-------- Listing --------

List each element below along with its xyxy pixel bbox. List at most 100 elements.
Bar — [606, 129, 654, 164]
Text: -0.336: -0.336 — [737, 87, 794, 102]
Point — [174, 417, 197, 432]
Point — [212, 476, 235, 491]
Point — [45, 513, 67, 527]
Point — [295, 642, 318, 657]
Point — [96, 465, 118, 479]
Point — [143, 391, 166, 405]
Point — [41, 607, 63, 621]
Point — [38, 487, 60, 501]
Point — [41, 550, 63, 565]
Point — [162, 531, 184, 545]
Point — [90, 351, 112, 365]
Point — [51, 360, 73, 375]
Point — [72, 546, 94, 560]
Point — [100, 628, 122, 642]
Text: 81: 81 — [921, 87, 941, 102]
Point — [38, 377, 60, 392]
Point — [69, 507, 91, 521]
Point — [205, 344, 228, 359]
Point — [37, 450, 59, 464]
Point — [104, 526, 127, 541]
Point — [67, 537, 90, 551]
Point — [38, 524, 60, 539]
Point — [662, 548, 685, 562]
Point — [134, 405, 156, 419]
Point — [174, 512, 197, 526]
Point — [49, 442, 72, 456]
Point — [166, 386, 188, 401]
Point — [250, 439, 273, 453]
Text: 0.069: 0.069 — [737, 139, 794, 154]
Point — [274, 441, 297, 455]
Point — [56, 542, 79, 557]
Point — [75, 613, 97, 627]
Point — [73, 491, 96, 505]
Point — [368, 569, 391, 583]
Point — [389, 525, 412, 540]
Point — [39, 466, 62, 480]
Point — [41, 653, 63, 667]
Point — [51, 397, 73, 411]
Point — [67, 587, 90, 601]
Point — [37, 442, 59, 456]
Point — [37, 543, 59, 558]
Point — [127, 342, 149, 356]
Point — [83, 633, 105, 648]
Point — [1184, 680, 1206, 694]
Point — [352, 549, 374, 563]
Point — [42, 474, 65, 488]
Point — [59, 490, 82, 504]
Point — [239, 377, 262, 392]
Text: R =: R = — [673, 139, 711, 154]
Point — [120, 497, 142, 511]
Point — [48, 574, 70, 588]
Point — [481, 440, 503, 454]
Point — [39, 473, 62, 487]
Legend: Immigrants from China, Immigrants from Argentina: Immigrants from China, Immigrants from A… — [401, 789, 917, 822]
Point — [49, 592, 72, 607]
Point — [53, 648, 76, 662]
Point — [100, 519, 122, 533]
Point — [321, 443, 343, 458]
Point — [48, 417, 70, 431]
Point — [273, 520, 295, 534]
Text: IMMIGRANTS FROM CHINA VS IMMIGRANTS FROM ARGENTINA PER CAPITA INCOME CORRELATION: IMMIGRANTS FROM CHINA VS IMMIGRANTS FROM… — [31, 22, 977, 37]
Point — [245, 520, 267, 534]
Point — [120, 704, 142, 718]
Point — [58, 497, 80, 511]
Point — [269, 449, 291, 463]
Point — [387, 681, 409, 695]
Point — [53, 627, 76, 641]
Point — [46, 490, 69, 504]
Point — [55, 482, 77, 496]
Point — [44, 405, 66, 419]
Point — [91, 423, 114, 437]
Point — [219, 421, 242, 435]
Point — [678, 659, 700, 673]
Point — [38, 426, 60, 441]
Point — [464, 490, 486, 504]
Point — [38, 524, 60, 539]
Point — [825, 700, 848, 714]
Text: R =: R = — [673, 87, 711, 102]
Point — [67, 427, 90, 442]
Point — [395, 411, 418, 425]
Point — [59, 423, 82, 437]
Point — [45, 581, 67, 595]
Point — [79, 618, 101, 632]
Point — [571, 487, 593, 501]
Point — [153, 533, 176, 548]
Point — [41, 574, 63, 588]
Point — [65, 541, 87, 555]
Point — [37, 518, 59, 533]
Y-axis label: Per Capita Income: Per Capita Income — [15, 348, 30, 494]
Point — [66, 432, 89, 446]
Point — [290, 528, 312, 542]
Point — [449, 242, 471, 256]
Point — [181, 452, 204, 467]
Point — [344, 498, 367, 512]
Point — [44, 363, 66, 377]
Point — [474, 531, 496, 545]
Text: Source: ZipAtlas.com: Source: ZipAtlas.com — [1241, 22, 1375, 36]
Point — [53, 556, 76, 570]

--------

◆ **What you will do**
Edit the entries above, replacing every "Point" with "Dot" and leaving everything else as it is.

◆ **Expected answer**
List each element below along with its xyxy pixel bbox. List at most 100 elements.
Bar — [606, 129, 654, 164]
Text: -0.336: -0.336 — [737, 87, 794, 102]
Dot — [174, 417, 197, 432]
Dot — [212, 476, 235, 491]
Dot — [45, 513, 67, 527]
Dot — [295, 642, 318, 657]
Dot — [96, 465, 118, 479]
Dot — [143, 391, 166, 405]
Dot — [41, 607, 63, 621]
Dot — [38, 487, 60, 501]
Dot — [41, 550, 63, 565]
Dot — [162, 531, 184, 545]
Dot — [90, 351, 112, 365]
Dot — [51, 360, 73, 375]
Dot — [72, 546, 94, 560]
Dot — [100, 628, 122, 642]
Text: 81: 81 — [921, 87, 941, 102]
Dot — [38, 377, 60, 392]
Dot — [69, 507, 91, 521]
Dot — [205, 344, 228, 359]
Dot — [37, 450, 59, 464]
Dot — [104, 526, 127, 541]
Dot — [67, 537, 90, 551]
Dot — [38, 524, 60, 539]
Dot — [662, 548, 685, 562]
Dot — [134, 405, 156, 419]
Dot — [174, 512, 197, 526]
Dot — [49, 442, 72, 456]
Dot — [166, 386, 188, 401]
Dot — [250, 439, 273, 453]
Text: 0.069: 0.069 — [737, 139, 794, 154]
Dot — [274, 441, 297, 455]
Dot — [56, 542, 79, 557]
Dot — [75, 613, 97, 627]
Dot — [73, 491, 96, 505]
Dot — [368, 569, 391, 583]
Dot — [389, 525, 412, 540]
Dot — [39, 466, 62, 480]
Dot — [41, 653, 63, 667]
Dot — [51, 397, 73, 411]
Dot — [67, 587, 90, 601]
Dot — [37, 442, 59, 456]
Dot — [37, 543, 59, 558]
Dot — [127, 342, 149, 356]
Dot — [83, 633, 105, 648]
Dot — [1184, 680, 1206, 694]
Dot — [352, 549, 374, 563]
Dot — [42, 474, 65, 488]
Dot — [59, 490, 82, 504]
Dot — [239, 377, 262, 392]
Text: R =: R = — [673, 139, 711, 154]
Dot — [120, 497, 142, 511]
Dot — [48, 574, 70, 588]
Dot — [481, 440, 503, 454]
Dot — [39, 473, 62, 487]
Legend: Immigrants from China, Immigrants from Argentina: Immigrants from China, Immigrants from A… — [401, 789, 917, 822]
Dot — [49, 592, 72, 607]
Dot — [53, 648, 76, 662]
Dot — [100, 519, 122, 533]
Dot — [321, 443, 343, 458]
Dot — [48, 417, 70, 431]
Dot — [273, 520, 295, 534]
Text: IMMIGRANTS FROM CHINA VS IMMIGRANTS FROM ARGENTINA PER CAPITA INCOME CORRELATION: IMMIGRANTS FROM CHINA VS IMMIGRANTS FROM… — [31, 22, 977, 37]
Dot — [245, 520, 267, 534]
Dot — [120, 704, 142, 718]
Dot — [58, 497, 80, 511]
Dot — [269, 449, 291, 463]
Dot — [387, 681, 409, 695]
Dot — [53, 627, 76, 641]
Dot — [46, 490, 69, 504]
Dot — [55, 482, 77, 496]
Dot — [44, 405, 66, 419]
Dot — [91, 423, 114, 437]
Dot — [219, 421, 242, 435]
Dot — [678, 659, 700, 673]
Dot — [38, 426, 60, 441]
Dot — [464, 490, 486, 504]
Dot — [38, 524, 60, 539]
Dot — [825, 700, 848, 714]
Text: R =: R = — [673, 87, 711, 102]
Dot — [67, 427, 90, 442]
Dot — [395, 411, 418, 425]
Dot — [59, 423, 82, 437]
Dot — [45, 581, 67, 595]
Dot — [79, 618, 101, 632]
Dot — [571, 487, 593, 501]
Dot — [153, 533, 176, 548]
Dot — [41, 574, 63, 588]
Dot — [65, 541, 87, 555]
Dot — [37, 518, 59, 533]
Y-axis label: Per Capita Income: Per Capita Income — [15, 348, 30, 494]
Dot — [66, 432, 89, 446]
Dot — [290, 528, 312, 542]
Dot — [449, 242, 471, 256]
Dot — [181, 452, 204, 467]
Dot — [344, 498, 367, 512]
Dot — [44, 363, 66, 377]
Dot — [474, 531, 496, 545]
Text: Source: ZipAtlas.com: Source: ZipAtlas.com — [1241, 22, 1375, 36]
Dot — [53, 556, 76, 570]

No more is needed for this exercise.